→ Given instruction:
Can you repeat the listing below word for word, with the pictures left out?
* Begin Exercise material *
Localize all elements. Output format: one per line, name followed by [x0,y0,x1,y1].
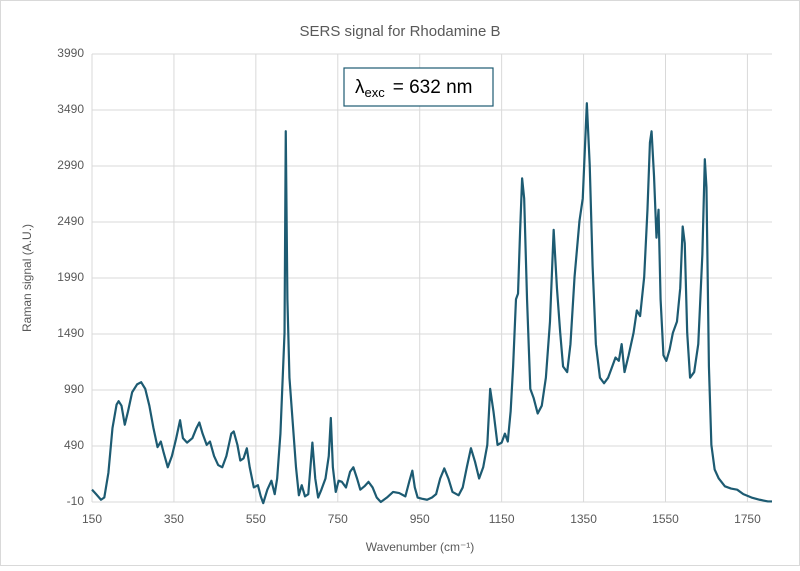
x-tick-label: 150 [82,512,102,526]
y-tick-label: 2490 [57,214,84,228]
spectrum-line [91,102,772,505]
annotation-symbol: λ [355,77,365,98]
y-tick-label: 1990 [57,270,84,284]
x-tick-label: 1150 [489,512,515,526]
grid: -10 490 990 1490 1990 2490 2990 3490 3990 150 350 5… [57,46,772,526]
y-tick-label: 1490 [57,326,84,340]
x-tick-label: 1750 [734,512,761,526]
annotation-text: = 632 nm [393,77,473,98]
x-tick-label: 350 [164,512,184,526]
plot [91,102,772,505]
x-tick-label: 1550 [652,512,679,526]
x-tick-label: 750 [328,512,348,526]
annotation: λexc = 632 nm [355,77,472,100]
y-tick-label: 2990 [57,158,84,172]
x-tick-label: 550 [246,512,266,526]
y-tick-label: 3990 [57,46,84,60]
x-tick-label: 950 [410,512,430,526]
annotation-subscript: exc [365,85,386,100]
annotation-box [343,67,494,107]
y-axis-label: Raman signal (A.U.) [20,224,34,332]
y-tick-label: 3490 [57,102,84,116]
y-tick-label: -10 [67,494,85,508]
y-tick-label: 990 [64,382,84,396]
chart-title: SERS signal for Rhodamine B [300,23,501,40]
y-tick-label: 490 [64,438,84,452]
x-axis-label: Wavenumber (cm⁻¹) [366,540,475,554]
x-tick-label: 1350 [570,512,597,526]
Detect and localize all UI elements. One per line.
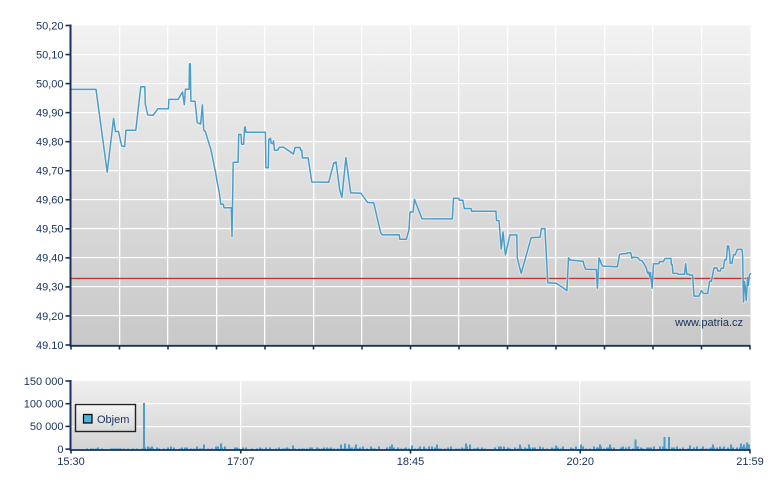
svg-text:49,20: 49,20 xyxy=(36,311,64,323)
svg-text:49,40: 49,40 xyxy=(36,253,64,265)
svg-text:20:20: 20:20 xyxy=(566,456,594,468)
svg-text:17:07: 17:07 xyxy=(227,456,255,468)
svg-text:150 000: 150 000 xyxy=(24,376,64,388)
svg-text:49,30: 49,30 xyxy=(36,282,64,294)
svg-text:50 000: 50 000 xyxy=(30,421,64,433)
svg-text:49,80: 49,80 xyxy=(36,137,64,149)
svg-text:49.10: 49.10 xyxy=(36,340,64,352)
svg-text:0: 0 xyxy=(57,444,63,456)
svg-text:21:59: 21:59 xyxy=(736,456,764,468)
svg-text:15:30: 15:30 xyxy=(57,456,85,468)
svg-text:50,20: 50,20 xyxy=(36,20,64,32)
svg-text:49,90: 49,90 xyxy=(36,107,64,119)
svg-text:49,60: 49,60 xyxy=(36,195,64,207)
svg-text:50,00: 50,00 xyxy=(36,78,64,90)
svg-text:49,70: 49,70 xyxy=(36,166,64,178)
svg-text:50,10: 50,10 xyxy=(36,49,64,61)
svg-text:49,50: 49,50 xyxy=(36,224,64,236)
svg-text:Objem: Objem xyxy=(97,414,129,426)
svg-text:www.patria.cz: www.patria.cz xyxy=(674,317,743,329)
svg-text:100 000: 100 000 xyxy=(24,399,64,411)
svg-text:18:45: 18:45 xyxy=(397,456,425,468)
* End Exercise material *
→ Task response:
Localize all elements. Output format: one per line, name followed by [x0,y0,x1,y1].
x-tick-label: 150 [82,512,102,526]
y-tick-label: 2490 [57,214,84,228]
spectrum-line [91,102,772,505]
annotation-symbol: λ [355,77,365,98]
y-tick-label: 1990 [57,270,84,284]
x-tick-label: 1150 [489,512,515,526]
grid: -10 490 990 1490 1990 2490 2990 3490 3990 150 350 5… [57,46,772,526]
y-tick-label: 1490 [57,326,84,340]
x-tick-label: 1750 [734,512,761,526]
annotation-text: = 632 nm [393,77,473,98]
x-tick-label: 350 [164,512,184,526]
plot [91,102,772,505]
x-tick-label: 1550 [652,512,679,526]
x-tick-label: 750 [328,512,348,526]
annotation: λexc = 632 nm [355,77,472,100]
y-tick-label: 2990 [57,158,84,172]
x-tick-label: 550 [246,512,266,526]
y-tick-label: 3990 [57,46,84,60]
x-tick-label: 950 [410,512,430,526]
annotation-subscript: exc [365,85,386,100]
annotation-box [343,67,494,107]
y-axis-label: Raman signal (A.U.) [20,224,34,332]
y-tick-label: 3490 [57,102,84,116]
y-tick-label: -10 [67,494,85,508]
y-tick-label: 990 [64,382,84,396]
chart-title: SERS signal for Rhodamine B [300,23,501,40]
y-tick-label: 490 [64,438,84,452]
x-axis-label: Wavenumber (cm⁻¹) [366,540,475,554]
x-tick-label: 1350 [570,512,597,526]
Detect and localize all UI elements. One per line.
svg-text:49,20: 49,20 xyxy=(36,311,64,323)
svg-text:49,40: 49,40 xyxy=(36,253,64,265)
svg-text:20:20: 20:20 xyxy=(566,456,594,468)
svg-text:17:07: 17:07 xyxy=(227,456,255,468)
svg-text:150 000: 150 000 xyxy=(24,376,64,388)
svg-text:49,30: 49,30 xyxy=(36,282,64,294)
svg-text:50 000: 50 000 xyxy=(30,421,64,433)
svg-text:49,80: 49,80 xyxy=(36,137,64,149)
svg-text:49.10: 49.10 xyxy=(36,340,64,352)
svg-text:0: 0 xyxy=(57,444,63,456)
svg-text:21:59: 21:59 xyxy=(736,456,764,468)
svg-text:15:30: 15:30 xyxy=(57,456,85,468)
svg-text:50,20: 50,20 xyxy=(36,20,64,32)
svg-text:49,90: 49,90 xyxy=(36,107,64,119)
svg-text:49,60: 49,60 xyxy=(36,195,64,207)
svg-text:50,00: 50,00 xyxy=(36,78,64,90)
svg-text:49,70: 49,70 xyxy=(36,166,64,178)
svg-text:50,10: 50,10 xyxy=(36,49,64,61)
svg-text:49,50: 49,50 xyxy=(36,224,64,236)
svg-text:Objem: Objem xyxy=(97,414,129,426)
svg-text:www.patria.cz: www.patria.cz xyxy=(674,317,743,329)
svg-text:100 000: 100 000 xyxy=(24,399,64,411)
svg-text:18:45: 18:45 xyxy=(397,456,425,468)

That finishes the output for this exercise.